▶ _WORK TO BE COMPLETED_:
Pick out each line in these entries that contains the string "электросетевого".

* begin DATA FOR THIS EXERCISE *

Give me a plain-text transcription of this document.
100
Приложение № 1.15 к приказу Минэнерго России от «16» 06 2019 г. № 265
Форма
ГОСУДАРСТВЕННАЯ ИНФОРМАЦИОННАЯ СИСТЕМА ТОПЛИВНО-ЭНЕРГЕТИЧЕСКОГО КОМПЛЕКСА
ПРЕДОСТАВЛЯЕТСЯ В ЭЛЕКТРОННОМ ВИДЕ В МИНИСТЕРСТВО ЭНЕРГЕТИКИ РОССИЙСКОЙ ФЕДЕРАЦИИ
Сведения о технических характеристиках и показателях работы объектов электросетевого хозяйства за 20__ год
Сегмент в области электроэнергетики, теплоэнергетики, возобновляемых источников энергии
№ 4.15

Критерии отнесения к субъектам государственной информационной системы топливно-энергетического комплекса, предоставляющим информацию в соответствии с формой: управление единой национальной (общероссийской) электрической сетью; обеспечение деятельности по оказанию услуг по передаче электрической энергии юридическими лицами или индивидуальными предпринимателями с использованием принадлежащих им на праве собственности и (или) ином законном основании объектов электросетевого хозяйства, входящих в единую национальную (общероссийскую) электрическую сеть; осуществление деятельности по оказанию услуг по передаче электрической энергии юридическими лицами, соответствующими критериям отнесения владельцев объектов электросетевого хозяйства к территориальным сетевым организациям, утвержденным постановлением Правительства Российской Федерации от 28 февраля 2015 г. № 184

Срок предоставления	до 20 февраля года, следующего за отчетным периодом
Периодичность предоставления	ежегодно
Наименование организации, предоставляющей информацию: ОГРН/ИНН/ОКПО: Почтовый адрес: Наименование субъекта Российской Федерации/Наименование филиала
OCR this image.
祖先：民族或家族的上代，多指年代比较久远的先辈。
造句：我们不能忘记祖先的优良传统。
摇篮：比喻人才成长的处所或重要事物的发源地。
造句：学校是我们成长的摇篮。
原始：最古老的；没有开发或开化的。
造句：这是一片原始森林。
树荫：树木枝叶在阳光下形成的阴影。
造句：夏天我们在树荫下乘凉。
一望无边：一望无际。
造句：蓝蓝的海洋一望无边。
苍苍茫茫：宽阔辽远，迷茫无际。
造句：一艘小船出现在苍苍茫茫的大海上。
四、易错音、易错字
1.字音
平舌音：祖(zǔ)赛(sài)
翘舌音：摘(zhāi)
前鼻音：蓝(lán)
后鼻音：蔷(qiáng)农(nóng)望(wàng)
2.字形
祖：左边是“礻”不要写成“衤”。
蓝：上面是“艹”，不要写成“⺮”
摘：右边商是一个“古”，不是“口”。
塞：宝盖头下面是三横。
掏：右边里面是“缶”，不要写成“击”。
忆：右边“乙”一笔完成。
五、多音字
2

* end DATA FOR THIS EXERCISE *

▶ _ANSWER TO THE TASK_:
Сведения о технических характеристиках и показателях работы объектов электросетевого хозяйства за 20__ год
Критерии отнесения к субъектам государственной информационной системы топливно-энергетического комплекса, предоставляющим информацию в соответствии с формой: управление единой национальной (общероссийской) электрической сетью; обеспечение деятельности по оказанию услуг по передаче электрической энергии юридическими лицами или индивидуальными предпринимателями с использованием принадлежащих им на праве собственности и (или) ином законном основании объектов электросетевого хозяйства, входящих в единую национальную (общероссийскую) электрическую сеть; осуществление деятельности по оказанию услуг по передаче электрической энергии юридическими лицами, соответствующими критериям отнесения владельцев объектов электросетевого хозяйства к территориальным сетевым организациям, утвержденным постановлением Правительства Российской Федерации от 28 февраля 2015 г. № 184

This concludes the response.